- Given exercise -
Filter the entries below, keeping only lines with the word "label".

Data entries
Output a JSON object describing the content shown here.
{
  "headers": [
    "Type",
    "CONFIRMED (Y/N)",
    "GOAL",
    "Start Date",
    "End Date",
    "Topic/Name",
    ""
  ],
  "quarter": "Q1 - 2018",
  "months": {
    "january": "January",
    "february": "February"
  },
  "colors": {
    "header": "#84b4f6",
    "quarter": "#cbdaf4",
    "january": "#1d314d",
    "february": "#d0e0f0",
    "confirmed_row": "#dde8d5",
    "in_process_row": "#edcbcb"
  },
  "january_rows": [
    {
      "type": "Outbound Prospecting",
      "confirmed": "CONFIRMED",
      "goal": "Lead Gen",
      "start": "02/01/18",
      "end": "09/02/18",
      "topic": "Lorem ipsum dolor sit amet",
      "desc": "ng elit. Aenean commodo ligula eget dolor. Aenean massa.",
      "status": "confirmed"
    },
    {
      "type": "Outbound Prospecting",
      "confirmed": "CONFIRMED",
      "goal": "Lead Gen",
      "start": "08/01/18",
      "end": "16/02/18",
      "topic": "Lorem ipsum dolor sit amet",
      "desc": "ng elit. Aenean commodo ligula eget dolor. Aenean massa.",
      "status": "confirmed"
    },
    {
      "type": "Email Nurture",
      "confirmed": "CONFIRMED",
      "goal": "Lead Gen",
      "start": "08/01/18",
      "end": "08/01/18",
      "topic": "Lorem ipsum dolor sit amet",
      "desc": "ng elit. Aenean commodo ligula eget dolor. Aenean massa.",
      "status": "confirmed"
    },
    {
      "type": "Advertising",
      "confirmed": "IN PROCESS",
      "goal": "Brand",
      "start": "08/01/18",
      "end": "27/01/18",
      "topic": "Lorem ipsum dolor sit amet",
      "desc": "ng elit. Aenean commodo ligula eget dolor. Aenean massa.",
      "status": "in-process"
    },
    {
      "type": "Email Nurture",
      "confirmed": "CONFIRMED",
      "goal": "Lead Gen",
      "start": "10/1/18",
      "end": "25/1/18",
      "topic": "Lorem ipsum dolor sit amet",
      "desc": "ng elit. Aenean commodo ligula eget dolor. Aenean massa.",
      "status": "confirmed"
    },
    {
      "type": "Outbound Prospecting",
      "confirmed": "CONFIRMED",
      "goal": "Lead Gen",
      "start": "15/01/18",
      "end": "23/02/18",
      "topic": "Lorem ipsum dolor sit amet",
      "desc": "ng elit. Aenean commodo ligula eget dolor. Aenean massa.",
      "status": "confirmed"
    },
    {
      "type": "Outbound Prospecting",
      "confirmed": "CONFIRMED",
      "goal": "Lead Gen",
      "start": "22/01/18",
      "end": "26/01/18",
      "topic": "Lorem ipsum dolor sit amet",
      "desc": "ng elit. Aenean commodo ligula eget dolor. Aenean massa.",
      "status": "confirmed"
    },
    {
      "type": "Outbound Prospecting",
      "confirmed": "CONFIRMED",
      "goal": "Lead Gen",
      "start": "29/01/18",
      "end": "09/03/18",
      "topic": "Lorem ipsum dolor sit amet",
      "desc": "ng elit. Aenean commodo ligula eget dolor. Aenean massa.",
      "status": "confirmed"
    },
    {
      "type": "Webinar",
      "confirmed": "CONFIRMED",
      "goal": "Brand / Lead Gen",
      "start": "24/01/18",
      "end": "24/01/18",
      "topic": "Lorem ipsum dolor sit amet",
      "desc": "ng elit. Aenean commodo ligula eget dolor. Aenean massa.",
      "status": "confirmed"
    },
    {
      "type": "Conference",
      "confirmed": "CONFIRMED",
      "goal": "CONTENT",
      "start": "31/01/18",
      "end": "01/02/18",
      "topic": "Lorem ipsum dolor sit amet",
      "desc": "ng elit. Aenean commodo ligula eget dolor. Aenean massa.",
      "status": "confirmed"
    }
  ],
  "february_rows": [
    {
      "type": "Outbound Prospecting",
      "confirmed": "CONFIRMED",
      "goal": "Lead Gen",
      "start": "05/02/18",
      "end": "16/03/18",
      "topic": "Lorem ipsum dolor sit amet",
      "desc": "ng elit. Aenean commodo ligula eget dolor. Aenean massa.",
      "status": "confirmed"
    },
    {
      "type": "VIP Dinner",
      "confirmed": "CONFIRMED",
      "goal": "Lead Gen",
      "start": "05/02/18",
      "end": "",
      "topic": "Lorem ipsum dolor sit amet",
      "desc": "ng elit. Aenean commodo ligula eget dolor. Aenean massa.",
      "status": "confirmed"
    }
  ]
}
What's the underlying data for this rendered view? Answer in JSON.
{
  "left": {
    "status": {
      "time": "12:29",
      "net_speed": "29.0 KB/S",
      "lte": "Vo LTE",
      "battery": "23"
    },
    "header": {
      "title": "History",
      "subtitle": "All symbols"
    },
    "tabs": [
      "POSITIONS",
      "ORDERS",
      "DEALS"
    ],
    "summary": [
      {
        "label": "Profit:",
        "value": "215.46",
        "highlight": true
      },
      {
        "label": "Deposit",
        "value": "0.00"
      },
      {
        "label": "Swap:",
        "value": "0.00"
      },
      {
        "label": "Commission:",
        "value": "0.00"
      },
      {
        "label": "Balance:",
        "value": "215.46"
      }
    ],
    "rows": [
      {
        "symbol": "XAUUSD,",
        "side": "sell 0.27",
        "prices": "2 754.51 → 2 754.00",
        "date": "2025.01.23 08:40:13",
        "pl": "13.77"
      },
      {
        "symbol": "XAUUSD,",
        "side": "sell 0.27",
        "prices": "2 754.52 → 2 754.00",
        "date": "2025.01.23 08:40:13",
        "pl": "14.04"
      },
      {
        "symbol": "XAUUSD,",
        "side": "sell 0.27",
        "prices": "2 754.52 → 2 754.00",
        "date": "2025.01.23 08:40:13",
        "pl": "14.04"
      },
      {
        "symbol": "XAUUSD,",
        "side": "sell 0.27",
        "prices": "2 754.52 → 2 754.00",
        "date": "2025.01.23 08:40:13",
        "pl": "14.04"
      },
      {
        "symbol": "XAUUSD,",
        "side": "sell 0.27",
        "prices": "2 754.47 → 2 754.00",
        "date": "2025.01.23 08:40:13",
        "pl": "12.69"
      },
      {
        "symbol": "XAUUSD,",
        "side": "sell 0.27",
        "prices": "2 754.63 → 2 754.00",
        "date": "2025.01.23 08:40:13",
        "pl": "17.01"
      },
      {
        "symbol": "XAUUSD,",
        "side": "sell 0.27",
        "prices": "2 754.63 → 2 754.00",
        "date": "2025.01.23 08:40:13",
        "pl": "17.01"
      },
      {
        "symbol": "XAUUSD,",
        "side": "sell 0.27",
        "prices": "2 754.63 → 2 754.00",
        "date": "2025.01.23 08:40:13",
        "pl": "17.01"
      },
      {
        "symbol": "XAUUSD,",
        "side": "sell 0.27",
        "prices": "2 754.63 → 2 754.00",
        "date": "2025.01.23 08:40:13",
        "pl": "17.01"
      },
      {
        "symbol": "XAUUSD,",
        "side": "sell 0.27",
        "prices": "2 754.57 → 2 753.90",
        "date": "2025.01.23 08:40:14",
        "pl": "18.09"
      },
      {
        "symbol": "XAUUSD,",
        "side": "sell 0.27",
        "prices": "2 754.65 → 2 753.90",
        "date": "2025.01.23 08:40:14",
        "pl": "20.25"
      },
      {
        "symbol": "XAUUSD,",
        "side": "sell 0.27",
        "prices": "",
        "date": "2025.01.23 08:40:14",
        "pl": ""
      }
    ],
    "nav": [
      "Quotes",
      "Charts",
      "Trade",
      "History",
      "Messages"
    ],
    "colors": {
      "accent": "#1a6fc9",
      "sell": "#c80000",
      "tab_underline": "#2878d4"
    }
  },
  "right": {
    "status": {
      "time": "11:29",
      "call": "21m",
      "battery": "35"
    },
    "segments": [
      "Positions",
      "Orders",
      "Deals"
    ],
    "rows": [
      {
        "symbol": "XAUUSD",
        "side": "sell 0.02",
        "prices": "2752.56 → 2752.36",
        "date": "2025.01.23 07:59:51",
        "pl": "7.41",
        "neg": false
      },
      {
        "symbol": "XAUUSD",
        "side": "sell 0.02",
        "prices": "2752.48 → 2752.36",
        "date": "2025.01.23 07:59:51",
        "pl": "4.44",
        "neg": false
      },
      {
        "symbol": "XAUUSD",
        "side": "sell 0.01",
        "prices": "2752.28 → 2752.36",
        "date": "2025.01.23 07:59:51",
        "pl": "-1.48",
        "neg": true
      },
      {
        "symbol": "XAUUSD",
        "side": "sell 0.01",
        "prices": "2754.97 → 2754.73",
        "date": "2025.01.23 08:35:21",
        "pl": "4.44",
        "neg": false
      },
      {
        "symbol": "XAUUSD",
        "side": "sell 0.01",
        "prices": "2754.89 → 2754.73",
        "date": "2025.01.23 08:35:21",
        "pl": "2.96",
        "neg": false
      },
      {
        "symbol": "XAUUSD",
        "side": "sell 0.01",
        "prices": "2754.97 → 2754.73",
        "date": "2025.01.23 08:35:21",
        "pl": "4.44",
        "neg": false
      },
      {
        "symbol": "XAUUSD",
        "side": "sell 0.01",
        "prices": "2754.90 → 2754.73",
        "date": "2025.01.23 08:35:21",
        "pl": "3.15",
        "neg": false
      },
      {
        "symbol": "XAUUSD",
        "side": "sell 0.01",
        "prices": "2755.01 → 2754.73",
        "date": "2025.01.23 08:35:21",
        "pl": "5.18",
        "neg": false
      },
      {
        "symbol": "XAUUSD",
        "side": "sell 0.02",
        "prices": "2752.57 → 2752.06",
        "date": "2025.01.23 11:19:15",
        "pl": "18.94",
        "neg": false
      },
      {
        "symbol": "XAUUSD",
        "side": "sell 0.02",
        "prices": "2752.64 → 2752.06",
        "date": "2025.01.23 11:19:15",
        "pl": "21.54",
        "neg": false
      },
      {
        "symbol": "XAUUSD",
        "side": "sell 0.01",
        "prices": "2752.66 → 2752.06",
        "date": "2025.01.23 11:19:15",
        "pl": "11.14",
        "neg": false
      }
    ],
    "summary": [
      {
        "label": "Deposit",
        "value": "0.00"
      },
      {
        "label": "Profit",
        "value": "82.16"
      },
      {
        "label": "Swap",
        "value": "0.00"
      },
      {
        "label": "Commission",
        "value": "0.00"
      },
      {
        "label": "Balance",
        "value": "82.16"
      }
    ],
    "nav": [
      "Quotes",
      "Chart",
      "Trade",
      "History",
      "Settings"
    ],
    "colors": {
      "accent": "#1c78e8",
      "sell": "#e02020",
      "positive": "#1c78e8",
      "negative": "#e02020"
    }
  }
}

- Exercise response -
        "label": "Profit:",
        "label": "Deposit",
        "label": "Swap:",
        "label": "Commission:",
        "label": "Balance:",
        "label": "Deposit",
        "label": "Profit",
        "label": "Swap",
        "label": "Commission",
        "label": "Balance",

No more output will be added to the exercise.